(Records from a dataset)
********
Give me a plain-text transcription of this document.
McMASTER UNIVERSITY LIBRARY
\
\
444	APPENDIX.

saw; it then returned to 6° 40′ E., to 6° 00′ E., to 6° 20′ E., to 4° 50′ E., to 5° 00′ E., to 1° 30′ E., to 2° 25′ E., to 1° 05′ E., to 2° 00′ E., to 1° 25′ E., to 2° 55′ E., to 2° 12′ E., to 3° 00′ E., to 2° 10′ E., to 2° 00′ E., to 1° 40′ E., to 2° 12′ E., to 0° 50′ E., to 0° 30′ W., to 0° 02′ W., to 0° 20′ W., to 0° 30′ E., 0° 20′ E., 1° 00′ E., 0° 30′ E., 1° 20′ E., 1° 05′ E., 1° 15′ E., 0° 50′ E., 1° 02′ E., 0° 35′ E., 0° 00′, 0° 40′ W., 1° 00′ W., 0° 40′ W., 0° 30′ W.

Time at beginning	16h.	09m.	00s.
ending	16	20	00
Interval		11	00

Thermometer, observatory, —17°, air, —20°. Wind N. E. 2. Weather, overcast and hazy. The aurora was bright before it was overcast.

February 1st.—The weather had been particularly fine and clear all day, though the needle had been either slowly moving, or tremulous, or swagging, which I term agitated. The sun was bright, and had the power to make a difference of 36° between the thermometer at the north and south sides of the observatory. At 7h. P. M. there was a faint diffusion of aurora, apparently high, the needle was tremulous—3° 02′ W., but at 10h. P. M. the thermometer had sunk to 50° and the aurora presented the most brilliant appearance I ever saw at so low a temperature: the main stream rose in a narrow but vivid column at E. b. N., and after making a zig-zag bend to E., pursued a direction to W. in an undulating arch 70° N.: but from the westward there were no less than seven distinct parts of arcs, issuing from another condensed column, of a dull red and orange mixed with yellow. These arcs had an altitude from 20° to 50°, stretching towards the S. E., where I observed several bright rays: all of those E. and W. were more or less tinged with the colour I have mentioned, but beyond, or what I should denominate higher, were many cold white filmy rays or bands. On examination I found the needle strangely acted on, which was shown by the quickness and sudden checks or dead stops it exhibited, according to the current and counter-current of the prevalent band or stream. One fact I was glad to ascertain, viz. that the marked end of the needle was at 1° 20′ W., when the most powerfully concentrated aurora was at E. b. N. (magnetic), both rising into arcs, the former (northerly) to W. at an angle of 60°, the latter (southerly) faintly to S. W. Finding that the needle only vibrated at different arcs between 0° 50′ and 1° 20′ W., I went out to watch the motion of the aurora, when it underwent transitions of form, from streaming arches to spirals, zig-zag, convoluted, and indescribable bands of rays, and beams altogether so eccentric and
********
#### [What the task asks]
Retype the listing. Match it exactly.

#### [Task output]
Give me a plain-text transcription of this document.
McMASTER UNIVERSITY LIBRARY
\
\
444	APPENDIX.

saw; it then returned to 6° 40′ E., to 6° 00′ E., to 6° 20′ E., to 4° 50′ E., to 5° 00′ E., to 1° 30′ E., to 2° 25′ E., to 1° 05′ E., to 2° 00′ E., to 1° 25′ E., to 2° 55′ E., to 2° 12′ E., to 3° 00′ E., to 2° 10′ E., to 2° 00′ E., to 1° 40′ E., to 2° 12′ E., to 0° 50′ E., to 0° 30′ W., to 0° 02′ W., to 0° 20′ W., to 0° 30′ E., 0° 20′ E., 1° 00′ E., 0° 30′ E., 1° 20′ E., 1° 05′ E., 1° 15′ E., 0° 50′ E., 1° 02′ E., 0° 35′ E., 0° 00′, 0° 40′ W., 1° 00′ W., 0° 40′ W., 0° 30′ W.

Time at beginning	16h.	09m.	00s.
ending	16	20	00
Interval		11	00

Thermometer, observatory, —17°, air, —20°. Wind N. E. 2. Weather, overcast and hazy. The aurora was bright before it was overcast.

February 1st.—The weather had been particularly fine and clear all day, though the needle had been either slowly moving, or tremulous, or swagging, which I term agitated. The sun was bright, and had the power to make a difference of 36° between the thermometer at the north and south sides of the observatory. At 7h. P. M. there was a faint diffusion of aurora, apparently high, the needle was tremulous—3° 02′ W., but at 10h. P. M. the thermometer had sunk to 50° and the aurora presented the most brilliant appearance I ever saw at so low a temperature: the main stream rose in a narrow but vivid column at E. b. N., and after making a zig-zag bend to E., pursued a direction to W. in an undulating arch 70° N.: but from the westward there were no less than seven distinct parts of arcs, issuing from another condensed column, of a dull red and orange mixed with yellow. These arcs had an altitude from 20° to 50°, stretching towards the S. E., where I observed several bright rays: all of those E. and W. were more or less tinged with the colour I have mentioned, but beyond, or what I should denominate higher, were many cold white filmy rays or bands. On examination I found the needle strangely acted on, which was shown by the quickness and sudden checks or dead stops it exhibited, according to the current and counter-current of the prevalent band or stream. One fact I was glad to ascertain, viz. that the marked end of the needle was at 1° 20′ W., when the most powerfully concentrated aurora was at E. b. N. (magnetic), both rising into arcs, the former (northerly) to W. at an angle of 60°, the latter (southerly) faintly to S. W. Finding that the needle only vibrated at different arcs between 0° 50′ and 1° 20′ W., I went out to watch the motion of the aurora, when it underwent transitions of form, from streaming arches to spirals, zig-zag, convoluted, and indescribable bands of rays, and beams altogether so eccentric and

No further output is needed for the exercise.